Gather from the listing below each line that includes the word "الأسبوع", and copy it.

[Entries from a dataset]
※ ※ ※

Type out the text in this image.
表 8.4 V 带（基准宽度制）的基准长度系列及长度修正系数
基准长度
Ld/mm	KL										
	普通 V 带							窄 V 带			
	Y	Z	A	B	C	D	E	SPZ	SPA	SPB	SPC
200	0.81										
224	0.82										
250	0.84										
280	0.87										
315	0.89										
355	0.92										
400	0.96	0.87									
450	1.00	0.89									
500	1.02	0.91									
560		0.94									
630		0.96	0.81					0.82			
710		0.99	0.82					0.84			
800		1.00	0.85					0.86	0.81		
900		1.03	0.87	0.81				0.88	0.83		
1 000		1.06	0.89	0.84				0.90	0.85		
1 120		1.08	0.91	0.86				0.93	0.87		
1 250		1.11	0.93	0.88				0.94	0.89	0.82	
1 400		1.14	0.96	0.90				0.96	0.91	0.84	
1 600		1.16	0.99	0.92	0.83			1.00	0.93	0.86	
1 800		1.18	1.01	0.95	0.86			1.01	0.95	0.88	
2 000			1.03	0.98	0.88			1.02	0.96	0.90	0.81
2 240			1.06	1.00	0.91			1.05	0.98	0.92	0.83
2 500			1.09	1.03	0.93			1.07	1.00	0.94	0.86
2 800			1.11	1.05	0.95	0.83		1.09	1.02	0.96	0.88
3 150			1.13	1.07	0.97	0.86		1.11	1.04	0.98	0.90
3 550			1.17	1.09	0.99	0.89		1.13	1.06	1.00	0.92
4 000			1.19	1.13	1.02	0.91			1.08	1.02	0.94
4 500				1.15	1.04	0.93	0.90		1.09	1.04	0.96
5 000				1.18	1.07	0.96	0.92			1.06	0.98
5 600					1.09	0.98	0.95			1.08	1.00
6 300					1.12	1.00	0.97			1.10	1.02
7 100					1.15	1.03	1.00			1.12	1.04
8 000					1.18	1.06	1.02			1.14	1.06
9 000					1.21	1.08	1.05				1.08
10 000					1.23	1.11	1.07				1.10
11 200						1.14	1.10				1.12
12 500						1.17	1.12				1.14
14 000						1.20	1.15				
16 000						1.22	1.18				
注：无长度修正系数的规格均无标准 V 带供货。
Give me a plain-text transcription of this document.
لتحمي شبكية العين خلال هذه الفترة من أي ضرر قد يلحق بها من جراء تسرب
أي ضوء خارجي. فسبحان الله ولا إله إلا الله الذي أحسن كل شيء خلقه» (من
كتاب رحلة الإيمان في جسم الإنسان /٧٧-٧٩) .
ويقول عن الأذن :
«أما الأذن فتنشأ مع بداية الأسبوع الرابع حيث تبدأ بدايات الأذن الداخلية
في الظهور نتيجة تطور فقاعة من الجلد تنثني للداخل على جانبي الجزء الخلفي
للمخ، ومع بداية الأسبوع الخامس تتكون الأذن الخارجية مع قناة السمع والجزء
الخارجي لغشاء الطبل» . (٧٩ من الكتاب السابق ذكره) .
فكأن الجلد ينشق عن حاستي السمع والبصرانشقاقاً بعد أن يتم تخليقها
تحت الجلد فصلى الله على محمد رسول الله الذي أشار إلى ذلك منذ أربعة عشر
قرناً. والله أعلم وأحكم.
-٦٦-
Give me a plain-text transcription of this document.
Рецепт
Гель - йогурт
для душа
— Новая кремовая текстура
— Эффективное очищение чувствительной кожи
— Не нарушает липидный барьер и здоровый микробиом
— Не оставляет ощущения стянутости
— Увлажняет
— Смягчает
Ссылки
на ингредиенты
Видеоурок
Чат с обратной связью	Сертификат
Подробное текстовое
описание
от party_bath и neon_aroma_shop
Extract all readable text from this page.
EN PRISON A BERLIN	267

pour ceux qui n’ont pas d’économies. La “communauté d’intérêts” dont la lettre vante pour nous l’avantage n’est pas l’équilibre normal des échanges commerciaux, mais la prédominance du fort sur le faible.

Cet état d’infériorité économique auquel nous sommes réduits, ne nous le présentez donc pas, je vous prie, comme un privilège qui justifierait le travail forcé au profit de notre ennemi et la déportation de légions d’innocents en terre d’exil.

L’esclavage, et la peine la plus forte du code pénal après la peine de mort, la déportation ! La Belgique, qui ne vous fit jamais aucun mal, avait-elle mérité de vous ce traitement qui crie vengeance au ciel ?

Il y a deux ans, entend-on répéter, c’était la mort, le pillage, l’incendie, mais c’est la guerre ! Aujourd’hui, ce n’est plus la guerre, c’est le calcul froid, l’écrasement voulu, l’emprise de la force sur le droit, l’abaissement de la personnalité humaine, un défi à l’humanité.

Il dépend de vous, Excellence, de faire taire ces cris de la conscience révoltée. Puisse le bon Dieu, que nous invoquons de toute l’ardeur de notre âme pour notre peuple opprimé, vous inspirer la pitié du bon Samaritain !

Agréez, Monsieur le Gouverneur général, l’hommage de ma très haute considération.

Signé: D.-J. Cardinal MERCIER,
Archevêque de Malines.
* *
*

※ ※ ※

== Correct result ==
«أما الأذن فتنشأ مع بداية الأسبوع الرابع حيث تبدأ بدايات الأذن الداخلية
للمخ، ومع بداية الأسبوع الخامس تتكون الأذن الخارجية مع قناة السمع والجزء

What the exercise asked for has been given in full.